### EXCERPT PROVIDED
Morlan had been director of music at a large Lutheran church in Mclean, Va., and was on the headquarters staff of the Music Educators National Conference in 1970 when he first stepped into the Salt Lake Tabernacle during a convention. He and his wife, Virginia, were later baptized on her birthday, May 28, 1971.

He was serving on the committee when the Mormon Choir of Washington, D.C., was organized in 1980 under sponsorship of the eight stakes making up the Capital and Potomac regions to be "an emissary of the Lord and his church."

Morlan was selected by consensus, according to the choir's history compiled by G. Robert Smith, patriarch of McLean Virginia Stake, who still sings baritone with the choir.

He remained in that post for the choir's first 19 years, growing its reputation along with a large library of music. The more than 500 titles are housed in the Annandale Virginia Stake Center, where the choir was first organized and once again rehearses. He considers that library one of his greatest contributions to the choir's success.

"The music has always been of the highest quality," he said. "It's run the gamut," tailored to the season and the audience.

### GIVEN TASK A
Copy the records word for word from their first line through the line containing "hadith-quote: النصارى bbox=[660, 621, 729, 641]", including both of those lines.

(Element region listings)
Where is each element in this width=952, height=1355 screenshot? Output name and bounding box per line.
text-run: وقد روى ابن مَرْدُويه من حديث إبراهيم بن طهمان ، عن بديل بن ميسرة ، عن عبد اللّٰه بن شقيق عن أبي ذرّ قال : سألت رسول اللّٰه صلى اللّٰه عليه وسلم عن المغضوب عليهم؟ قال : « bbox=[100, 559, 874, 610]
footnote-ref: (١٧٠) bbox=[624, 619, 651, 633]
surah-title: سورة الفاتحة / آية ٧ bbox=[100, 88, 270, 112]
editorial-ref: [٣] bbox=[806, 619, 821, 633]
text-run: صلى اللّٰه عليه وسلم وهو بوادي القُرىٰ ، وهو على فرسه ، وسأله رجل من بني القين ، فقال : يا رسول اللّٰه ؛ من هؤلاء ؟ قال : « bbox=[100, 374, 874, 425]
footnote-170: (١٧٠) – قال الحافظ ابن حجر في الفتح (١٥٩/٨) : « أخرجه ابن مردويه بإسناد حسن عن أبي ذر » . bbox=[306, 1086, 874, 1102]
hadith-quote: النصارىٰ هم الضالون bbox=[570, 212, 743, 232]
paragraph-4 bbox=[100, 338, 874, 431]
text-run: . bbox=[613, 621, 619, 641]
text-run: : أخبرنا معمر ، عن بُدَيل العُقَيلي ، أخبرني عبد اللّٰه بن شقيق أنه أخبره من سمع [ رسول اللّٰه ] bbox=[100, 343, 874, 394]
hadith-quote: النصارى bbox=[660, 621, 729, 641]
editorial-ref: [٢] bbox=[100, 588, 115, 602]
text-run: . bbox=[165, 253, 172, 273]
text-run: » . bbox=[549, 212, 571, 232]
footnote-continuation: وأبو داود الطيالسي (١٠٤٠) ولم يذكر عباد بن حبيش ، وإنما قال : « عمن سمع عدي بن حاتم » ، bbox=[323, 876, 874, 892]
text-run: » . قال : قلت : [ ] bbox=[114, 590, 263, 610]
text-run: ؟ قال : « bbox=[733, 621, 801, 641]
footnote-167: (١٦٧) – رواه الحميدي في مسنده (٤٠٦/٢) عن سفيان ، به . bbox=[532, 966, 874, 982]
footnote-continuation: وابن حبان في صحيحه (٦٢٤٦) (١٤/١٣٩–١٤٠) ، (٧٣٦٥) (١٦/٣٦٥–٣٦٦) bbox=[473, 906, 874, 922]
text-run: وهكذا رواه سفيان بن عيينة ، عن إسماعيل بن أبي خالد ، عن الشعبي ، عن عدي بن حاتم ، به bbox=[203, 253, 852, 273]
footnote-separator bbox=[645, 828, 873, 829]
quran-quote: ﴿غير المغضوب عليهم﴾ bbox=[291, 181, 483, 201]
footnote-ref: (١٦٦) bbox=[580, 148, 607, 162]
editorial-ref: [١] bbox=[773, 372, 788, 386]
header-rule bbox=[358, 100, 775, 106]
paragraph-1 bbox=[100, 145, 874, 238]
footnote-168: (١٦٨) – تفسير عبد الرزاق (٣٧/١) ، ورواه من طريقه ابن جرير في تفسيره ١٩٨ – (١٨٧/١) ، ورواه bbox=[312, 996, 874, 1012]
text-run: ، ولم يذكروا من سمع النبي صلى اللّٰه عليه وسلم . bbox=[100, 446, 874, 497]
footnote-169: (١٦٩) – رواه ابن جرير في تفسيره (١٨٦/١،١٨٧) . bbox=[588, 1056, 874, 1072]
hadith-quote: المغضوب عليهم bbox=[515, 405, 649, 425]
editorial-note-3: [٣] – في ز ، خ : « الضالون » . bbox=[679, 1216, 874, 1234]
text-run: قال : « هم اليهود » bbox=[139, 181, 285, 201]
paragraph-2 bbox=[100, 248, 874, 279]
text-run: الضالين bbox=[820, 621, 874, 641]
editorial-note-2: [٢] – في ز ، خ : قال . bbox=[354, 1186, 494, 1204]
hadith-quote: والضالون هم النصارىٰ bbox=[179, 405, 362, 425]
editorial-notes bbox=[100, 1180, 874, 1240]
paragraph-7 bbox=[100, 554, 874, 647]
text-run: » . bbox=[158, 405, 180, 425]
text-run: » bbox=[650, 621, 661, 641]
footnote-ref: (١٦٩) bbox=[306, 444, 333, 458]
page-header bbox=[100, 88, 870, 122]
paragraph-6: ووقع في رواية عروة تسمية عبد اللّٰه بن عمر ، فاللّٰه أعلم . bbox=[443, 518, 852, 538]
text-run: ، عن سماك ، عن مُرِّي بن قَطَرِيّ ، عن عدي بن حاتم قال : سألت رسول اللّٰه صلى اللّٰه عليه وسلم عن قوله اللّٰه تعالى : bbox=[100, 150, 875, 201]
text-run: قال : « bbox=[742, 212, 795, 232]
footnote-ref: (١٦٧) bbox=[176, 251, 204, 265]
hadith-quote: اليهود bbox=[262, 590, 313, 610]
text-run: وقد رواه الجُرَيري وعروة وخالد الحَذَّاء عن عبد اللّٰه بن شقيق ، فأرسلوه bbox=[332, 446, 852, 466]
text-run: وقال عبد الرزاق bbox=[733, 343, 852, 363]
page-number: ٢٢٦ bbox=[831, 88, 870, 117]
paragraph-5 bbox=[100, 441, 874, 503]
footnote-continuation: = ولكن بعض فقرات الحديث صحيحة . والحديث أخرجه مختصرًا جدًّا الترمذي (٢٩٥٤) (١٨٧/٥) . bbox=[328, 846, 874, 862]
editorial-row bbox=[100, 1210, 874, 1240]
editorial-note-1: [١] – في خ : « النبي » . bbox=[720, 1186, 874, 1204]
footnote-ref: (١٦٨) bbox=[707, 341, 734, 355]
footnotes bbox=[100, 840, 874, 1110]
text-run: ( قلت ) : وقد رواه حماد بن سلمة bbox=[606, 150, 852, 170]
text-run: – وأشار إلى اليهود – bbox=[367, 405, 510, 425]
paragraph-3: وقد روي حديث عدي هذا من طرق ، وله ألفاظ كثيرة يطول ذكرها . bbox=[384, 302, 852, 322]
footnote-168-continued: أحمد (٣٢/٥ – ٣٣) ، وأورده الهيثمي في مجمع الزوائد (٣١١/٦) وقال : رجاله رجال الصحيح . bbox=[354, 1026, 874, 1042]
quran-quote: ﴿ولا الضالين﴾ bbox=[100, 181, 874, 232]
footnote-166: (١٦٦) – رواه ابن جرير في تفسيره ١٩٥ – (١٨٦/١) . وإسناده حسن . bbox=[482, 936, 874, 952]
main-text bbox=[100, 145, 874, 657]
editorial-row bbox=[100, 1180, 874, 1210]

### GIVEN TASK B
Summarize the excerpt about Morlan and the choir in two sentences.

### PROBLEM SOLUTION A
Where is each element in this width=952, height=1355 screenshot? Output name and bounding box per line.
text-run: وقد روى ابن مَرْدُويه من حديث إبراهيم بن طهمان ، عن بديل بن ميسرة ، عن عبد اللّٰه بن شقيق عن أبي ذرّ قال : سألت رسول اللّٰه صلى اللّٰه عليه وسلم عن المغضوب عليهم؟ قال : « bbox=[100, 559, 874, 610]
footnote-ref: (١٧٠) bbox=[624, 619, 651, 633]
surah-title: سورة الفاتحة / آية ٧ bbox=[100, 88, 270, 112]
editorial-ref: [٣] bbox=[806, 619, 821, 633]
text-run: صلى اللّٰه عليه وسلم وهو بوادي القُرىٰ ، وهو على فرسه ، وسأله رجل من بني القين ، فقال : يا رسول اللّٰه ؛ من هؤلاء ؟ قال : « bbox=[100, 374, 874, 425]
footnote-170: (١٧٠) – قال الحافظ ابن حجر في الفتح (١٥٩/٨) : « أخرجه ابن مردويه بإسناد حسن عن أبي ذر » . bbox=[306, 1086, 874, 1102]
hadith-quote: النصارىٰ هم الضالون bbox=[570, 212, 743, 232]
paragraph-4 bbox=[100, 338, 874, 431]
text-run: . bbox=[613, 621, 619, 641]
text-run: : أخبرنا معمر ، عن بُدَيل العُقَيلي ، أخبرني عبد اللّٰه بن شقيق أنه أخبره من سمع [ رسول اللّٰه ] bbox=[100, 343, 874, 394]
hadith-quote: النصارى bbox=[660, 621, 729, 641]

### PROBLEM SOLUTION B
Morlan, a former music director at a large Lutheran church in McLean, Va., who was on the headquarters staff of the Music Educators National Conference, was baptized with his wife, Virginia, in 1971 after first stepping into the Salt Lake Tabernacle in 1970. Selected by consensus when the Mormon Choir of Washington, D.C., was organized in 1980, he held that post for the choir's first 19 years, growing its reputation and a library of more than 500 titles that he considers one of his greatest contributions.